- TASKS TO PERFORM:
1. List every top-level key (the lines with no indentation) in the Deployment YAML from the Kubernetes excerpt.
2. Translate this sentence from the Kubernetes excerpt into Spanish: "If you understand declarative thinking, Kubernetes makes sense."
3. Answer these questions using the Kubernetes excerpt:
(a) For how many minutes did the on-call engineer fight the system?
(b) How many replicas does the Deployment YAML specify?
(c) According to the reconciliation loop diagram, who defines the desired state?

- SOURCE TEXT:

Why This Module Matters

The on-call engineer at a SaaS company got paged at 2 AM — a critical pod was crash-looping. Half-asleep, she SSH’d into the node and manually restarted the container. Problem solved, back to sleep. Except Kubernetes immediately killed her manually-started container and replaced it with a new one — which also crash-looped. She restarted it again. Kubernetes killed it again. For 45 minutes, she fought the system, not realizing that Kubernetes wasn’t broken — she was thinking imperatively in a declarative world.

The moment she updated the Deployment YAML to fix the actual configuration issue and ran kubectl apply, the system healed itself in 12 seconds. That’s the difference between imperative and declarative thinking — and it’s the single most important concept in Kubernetes.

If you understand declarative thinking, Kubernetes makes sense. If you don’t, you’ll fight the system instead of using it.

The Two Approaches

Imperative: Tell the System What to Do

# Imperative approach
ssh server1
docker run -d nginx
docker run -d nginx
docker run -d nginx
# Check if they're running
docker ps
# If one dies, start another
# If traffic increases, run more
# If server fails, SSH somewhere else and repeat

You are the control loop. You observe, decide, and act.

Declarative: Tell the System What You Want

# Declarative approach
apiVersion: apps/v1
kind: Deployment
metadata:
  name: nginx
spec:
  replicas: 3
  selector:
    matchLabels:
      app: nginx
  template:
    metadata:
      labels:
        app: nginx
    spec:
      containers:
      - name: nginx
        image: nginx

kubectl apply -f nginx-deployment.yaml
# Done. Kubernetes handles the rest.

Kubernetes is the control loop. It observes, decides, and acts—continuously.

The Reconciliation Loop

This is Kubernetes’ core mechanism:

┌─────────────────────────────────────────────────────────────┐
│              THE RECONCILIATION LOOP                        │
├─────────────────────────────────────────────────────────────┤
│                                                             │
│    ┌──────────────┐                                        │
│    │              │                                        │
│    │  DESIRED     │◄───── You define this (YAML)          │
│    │  STATE       │                                        │
│    │              │                                        │
│    └──────┬───────┘                                        │
│           │                                                 │
│           │  Compare                                        │
│           ▼                                                 │
│    ┌──────────────┐                                        │
│    │              │                                        │
│    │  CURRENT     │◄───── K8s observes this                │
│    │  STATE       │                                        │
│    │              │                                        │
│    └──────┬───────┘                                        │
│           │                                                 │
│           │  If different...                               │
│           ▼                                                 │
│    ┌──────────────┐                                        │
│    │              │                                        │
│    │  TAKE        │◄───── K8s acts to reconcile           │
│    │  ACTION      │                                        │
│    │              │                                        │
│    └──────┬───────┘                                        │
│           │                                                 │
│           └─────────────────────────────────────────┐      │
│                                                     │      │
│           Loop forever ◄────────────────────────────┘      │
│                                                             │
└─────────────────────────────────────────────────────────────┘

This loop runs constantly. Not once when you run kubectl apply—forever.

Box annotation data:
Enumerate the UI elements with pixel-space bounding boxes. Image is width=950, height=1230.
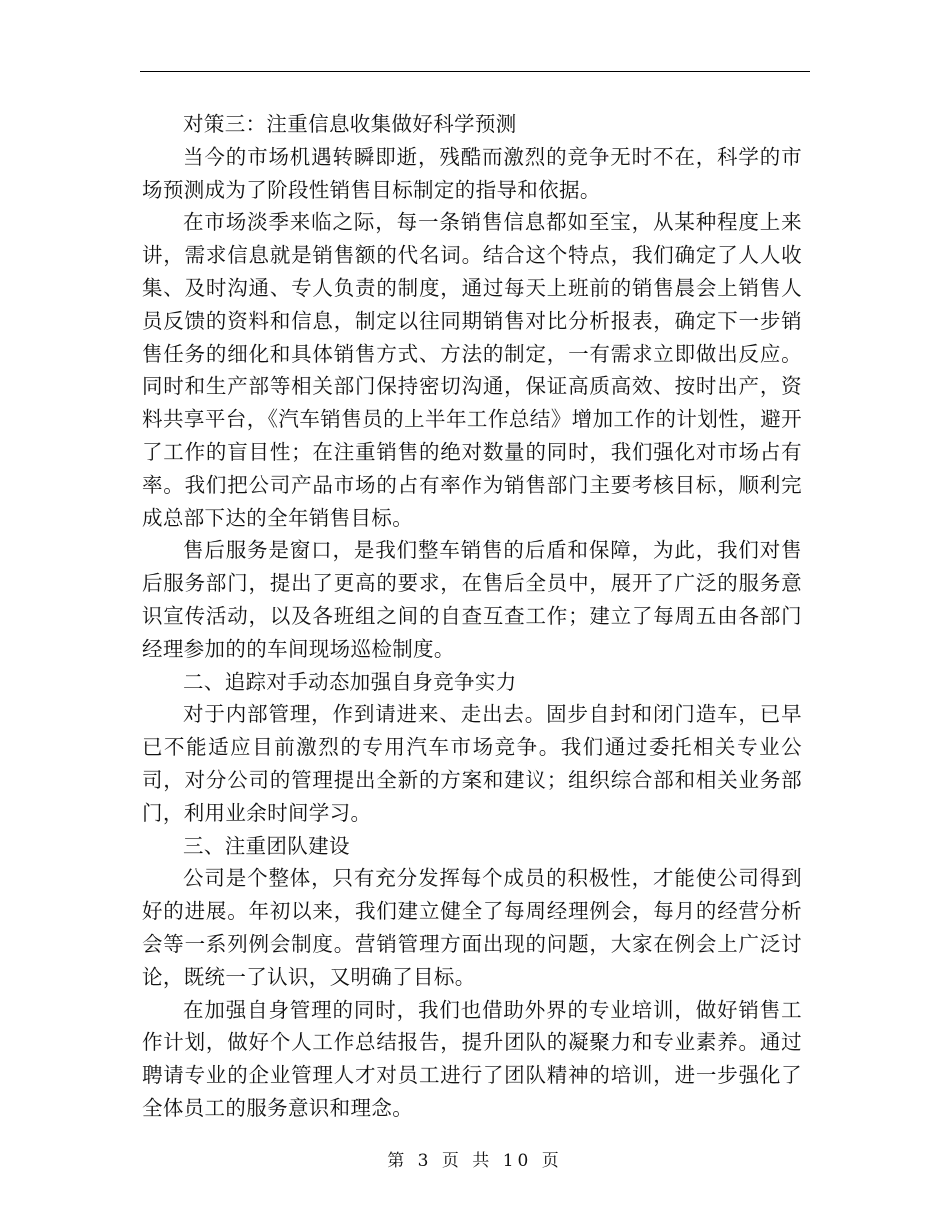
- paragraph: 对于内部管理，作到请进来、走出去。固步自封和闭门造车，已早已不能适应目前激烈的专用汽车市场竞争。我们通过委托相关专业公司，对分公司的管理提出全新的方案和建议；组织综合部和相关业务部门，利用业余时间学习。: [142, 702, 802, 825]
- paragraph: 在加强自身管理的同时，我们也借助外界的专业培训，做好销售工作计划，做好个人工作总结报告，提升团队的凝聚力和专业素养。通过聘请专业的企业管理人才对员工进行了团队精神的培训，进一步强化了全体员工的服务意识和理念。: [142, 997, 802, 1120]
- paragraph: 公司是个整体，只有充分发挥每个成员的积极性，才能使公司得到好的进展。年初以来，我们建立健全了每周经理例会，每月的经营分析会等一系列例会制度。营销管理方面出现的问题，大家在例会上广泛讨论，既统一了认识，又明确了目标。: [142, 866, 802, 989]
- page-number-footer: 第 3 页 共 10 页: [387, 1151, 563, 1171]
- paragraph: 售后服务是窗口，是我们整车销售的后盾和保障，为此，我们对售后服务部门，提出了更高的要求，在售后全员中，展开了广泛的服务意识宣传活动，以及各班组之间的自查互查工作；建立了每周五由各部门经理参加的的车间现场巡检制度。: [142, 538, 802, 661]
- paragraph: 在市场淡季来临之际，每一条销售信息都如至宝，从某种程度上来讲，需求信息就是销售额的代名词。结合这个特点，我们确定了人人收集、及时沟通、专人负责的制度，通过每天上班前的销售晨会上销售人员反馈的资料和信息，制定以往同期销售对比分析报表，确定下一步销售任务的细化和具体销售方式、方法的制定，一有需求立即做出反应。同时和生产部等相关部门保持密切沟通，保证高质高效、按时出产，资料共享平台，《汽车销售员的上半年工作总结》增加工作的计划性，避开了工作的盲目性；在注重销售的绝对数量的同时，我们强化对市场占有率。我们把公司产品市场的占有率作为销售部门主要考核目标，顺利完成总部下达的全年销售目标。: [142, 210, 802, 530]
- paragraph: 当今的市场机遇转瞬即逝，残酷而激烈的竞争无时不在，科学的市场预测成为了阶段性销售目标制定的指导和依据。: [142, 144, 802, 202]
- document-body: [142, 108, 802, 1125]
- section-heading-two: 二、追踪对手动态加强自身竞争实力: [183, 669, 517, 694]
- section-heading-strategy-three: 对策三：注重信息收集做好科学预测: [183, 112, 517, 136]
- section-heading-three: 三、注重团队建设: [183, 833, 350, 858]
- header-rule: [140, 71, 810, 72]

- SET OF ANSWERS:
1.
apiVersion
kind
metadata
spec

2. Si entiendes el pensamiento declarativo, Kubernetes tiene sentido.

3.
(a) 45 minutes
(b) 3
(c) You define it (in YAML).